• Supplied data:
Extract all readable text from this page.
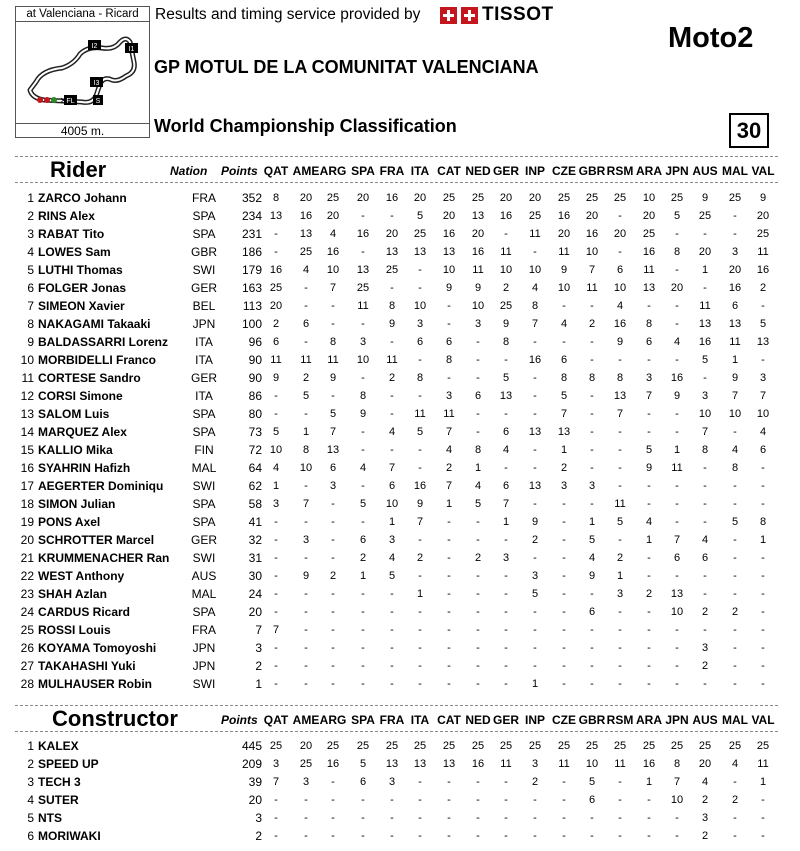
at Valenciana - Ricard
I2	I1
I3
FL	S
✕
4005 m.
Results and timing service provided by	TISSOT
Moto2
GP MOTUL DE LA COMUNITAT VALENCIANA
World Championship Classification	30
Rider	Nation Points QAT AME ARG SPA FRA ITA CAT NED GER INP CZE GBR RSM ARA JPN AUS MAL VAL
1 ZARCO Johann	FRA 352 8	20	25	20	16	20	25	25	20	20	25	25	25	10	25	9	25	9
2 RINS Alex	SPA 234 13	16	20	-	-	5	20	13	16	25	16	20	-	20	5	25	-	20
3 RABAT Tito	SPA 231	-	13	4	16	20	25	16	20	-	11	20	16	20	25	-	-	-	25
4 LOWES Sam	GBR 186	-	25	16	-	13	13	13	16	11	-	11	10	-	16	8	20	3	11
5 LUTHI Thomas	SWI	179 16	4	10	13	25	-	10	11	10	10	9	7	6	11	-	1	20	16
6 FOLGER Jonas	GER 163 25	-	7	25	-	-	9	9	2	4	10	11	10	13	20	-	16	2
7 SIMEON Xavier	BEL	113 20	-	-	11	8	10	-	10	25	8	-	-	4	-	-	11	6	-
8 NAKAGAMI Takaaki	JPN	100 2	6	-	-	9	3	-	3	9	7	4	2	16	8	-	13	13	5
9 BALDASSARRI Lorenz	ITA	96 6	-	8	3	-	6	6	-	8	-	-	-	9	6	4	16	11	13
10 MORBIDELLI Franco	ITA	90 11	11	11	10	11	-	8	-	-	16	6	-	-	-	-	5	1	-
11 CORTESE Sandro	GER	90 9	2	9	-	2	8	-	-	5	-	8	8	8	3	16	-	9	3
12 CORSI Simone	ITA	86	-	5	-	8	-	-	3	6	13	-	5	-	13	7	9	3	7	7
13 SALOM Luis	SPA	80	-	-	5	9	-	11	11	-	-	-	7	-	7	-	-	10	10	10
14 MARQUEZ Alex	SPA	73 5	1	7	-	4	5	7	-	6	13	13	-	-	-	-	7	-	4
15 KALLIO Mika	FIN	72 10	8	13	-	-	-	4	8	4	-	1	-	-	5	1	8	4	6
16 SYAHRIN Hafizh	MAL	64 4	10	6	4	7	-	2	1	-	-	2	-	-	9	11	-	8	-
17 AEGERTER Dominiqu	SWI	62 1	-	3	-	6	16	7	4	6	13	3	3	-	-	-	-	-	-
18 SIMON Julian	SPA	58 3	7	-	5	10	9	1	5	7	-	-	-	11	-	-	-	-	-
19 PONS Axel	SPA	41	-	-	-	-	1	7	-	-	1	9	-	1	5	4	-	-	5	8
20 SCHROTTER Marcel	GER	32	-	3	-	6	3	-	-	-	-	2	-	5	-	1	7	4	-	1
21 KRUMMENACHER Ran	SWI	31	-	-	-	2	4	2	-	2	3	-	-	4	2	-	6	6	-	-
22 WEST Anthony	AUS	30	-	9	2	1	5	-	-	-	-	3	-	9	1	-	-	-	-	-
23 SHAH Azlan	MAL	24	-	-	-	-	-	1	-	-	-	5	-	-	3	2	13	-	-	-
24 CARDUS Ricard	SPA	20	-	-	-	-	-	-	-	-	-	-	-	6	-	-	10	2	2	-
25 ROSSI Louis	FRA	7 7	-	-	-	-	-	-	-	-	-	-	-	-	-	-	-	-	-
26 KOYAMA Tomoyoshi	JPN	3	-	-	-	-	-	-	-	-	-	-	-	-	-	-	-	3	-	-
27 TAKAHASHI Yuki	JPN	2	-	-	-	-	-	-	-	-	-	-	-	-	-	-	-	2	-	-
28 MULHAUSER Robin	SWI	1	-	-	-	-	-	-	-	-	-	1	-	-	-	-	-	-	-	-
Constructor	Points QAT AME ARG SPA FRA ITA CAT NED GER INP CZE GBR RSM ARA JPN AUS MAL VAL
1 KALEX	445 25	20	25	25	25	25	25	25	25	25	25	25	25	25	25	25	25	25
2 SPEED UP	209 3	25	16	5	13	13	13	16	11	3	11	10	11	16	8	20	4	11
3 TECH 3	39 7	3	-	6	3	-	-	-	-	2	-	5	-	1	7	4	-	1
4 SUTER	20	-	-	-	-	-	-	-	-	-	-	-	6	-	-	10	2	2	-
5 NTS	3	-	-	-	-	-	-	-	-	-	-	-	-	-	-	-	3	-	-
6 MORIWAKI	2	-	-	-	-	-	-	-	-	-	-	-	-	-	-	-	2	-	-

• What is asked:
Make a verbatim copy of all the entries and strip out the pictures.

• The answer:
Extract all readable text from this page.
at Valenciana - Ricard
I2	I1
I3
FL	S
✕
4005 m.
Results and timing service provided by	TISSOT
Moto2
GP MOTUL DE LA COMUNITAT VALENCIANA
World Championship Classification	30
Rider	Nation Points QAT AME ARG SPA FRA ITA CAT NED GER INP CZE GBR RSM ARA JPN AUS MAL VAL
1 ZARCO Johann	FRA 352 8	20	25	20	16	20	25	25	20	20	25	25	25	10	25	9	25	9
2 RINS Alex	SPA 234 13	16	20	-	-	5	20	13	16	25	16	20	-	20	5	25	-	20
3 RABAT Tito	SPA 231	-	13	4	16	20	25	16	20	-	11	20	16	20	25	-	-	-	25
4 LOWES Sam	GBR 186	-	25	16	-	13	13	13	16	11	-	11	10	-	16	8	20	3	11
5 LUTHI Thomas	SWI	179 16	4	10	13	25	-	10	11	10	10	9	7	6	11	-	1	20	16
6 FOLGER Jonas	GER 163 25	-	7	25	-	-	9	9	2	4	10	11	10	13	20	-	16	2
7 SIMEON Xavier	BEL	113 20	-	-	11	8	10	-	10	25	8	-	-	4	-	-	11	6	-
8 NAKAGAMI Takaaki	JPN	100 2	6	-	-	9	3	-	3	9	7	4	2	16	8	-	13	13	5
9 BALDASSARRI Lorenz	ITA	96 6	-	8	3	-	6	6	-	8	-	-	-	9	6	4	16	11	13
10 MORBIDELLI Franco	ITA	90 11	11	11	10	11	-	8	-	-	16	6	-	-	-	-	5	1	-
11 CORTESE Sandro	GER	90 9	2	9	-	2	8	-	-	5	-	8	8	8	3	16	-	9	3
12 CORSI Simone	ITA	86	-	5	-	8	-	-	3	6	13	-	5	-	13	7	9	3	7	7
13 SALOM Luis	SPA	80	-	-	5	9	-	11	11	-	-	-	7	-	7	-	-	10	10	10
14 MARQUEZ Alex	SPA	73 5	1	7	-	4	5	7	-	6	13	13	-	-	-	-	7	-	4
15 KALLIO Mika	FIN	72 10	8	13	-	-	-	4	8	4	-	1	-	-	5	1	8	4	6
16 SYAHRIN Hafizh	MAL	64 4	10	6	4	7	-	2	1	-	-	2	-	-	9	11	-	8	-
17 AEGERTER Dominiqu	SWI	62 1	-	3	-	6	16	7	4	6	13	3	3	-	-	-	-	-	-
18 SIMON Julian	SPA	58 3	7	-	5	10	9	1	5	7	-	-	-	11	-	-	-	-	-
19 PONS Axel	SPA	41	-	-	-	-	1	7	-	-	1	9	-	1	5	4	-	-	5	8
20 SCHROTTER Marcel	GER	32	-	3	-	6	3	-	-	-	-	2	-	5	-	1	7	4	-	1
21 KRUMMENACHER Ran	SWI	31	-	-	-	2	4	2	-	2	3	-	-	4	2	-	6	6	-	-
22 WEST Anthony	AUS	30	-	9	2	1	5	-	-	-	-	3	-	9	1	-	-	-	-	-
23 SHAH Azlan	MAL	24	-	-	-	-	-	1	-	-	-	5	-	-	3	2	13	-	-	-
24 CARDUS Ricard	SPA	20	-	-	-	-	-	-	-	-	-	-	-	6	-	-	10	2	2	-
25 ROSSI Louis	FRA	7 7	-	-	-	-	-	-	-	-	-	-	-	-	-	-	-	-	-
26 KOYAMA Tomoyoshi	JPN	3	-	-	-	-	-	-	-	-	-	-	-	-	-	-	-	3	-	-
27 TAKAHASHI Yuki	JPN	2	-	-	-	-	-	-	-	-	-	-	-	-	-	-	-	2	-	-
28 MULHAUSER Robin	SWI	1	-	-	-	-	-	-	-	-	-	1	-	-	-	-	-	-	-	-
Constructor	Points QAT AME ARG SPA FRA ITA CAT NED GER INP CZE GBR RSM ARA JPN AUS MAL VAL
1 KALEX	445 25	20	25	25	25	25	25	25	25	25	25	25	25	25	25	25	25	25
2 SPEED UP	209 3	25	16	5	13	13	13	16	11	3	11	10	11	16	8	20	4	11
3 TECH 3	39 7	3	-	6	3	-	-	-	-	2	-	5	-	1	7	4	-	1
4 SUTER	20	-	-	-	-	-	-	-	-	-	-	-	6	-	-	10	2	2	-
5 NTS	3	-	-	-	-	-	-	-	-	-	-	-	-	-	-	-	3	-	-
6 MORIWAKI	2	-	-	-	-	-	-	-	-	-	-	-	-	-	-	-	2	-	-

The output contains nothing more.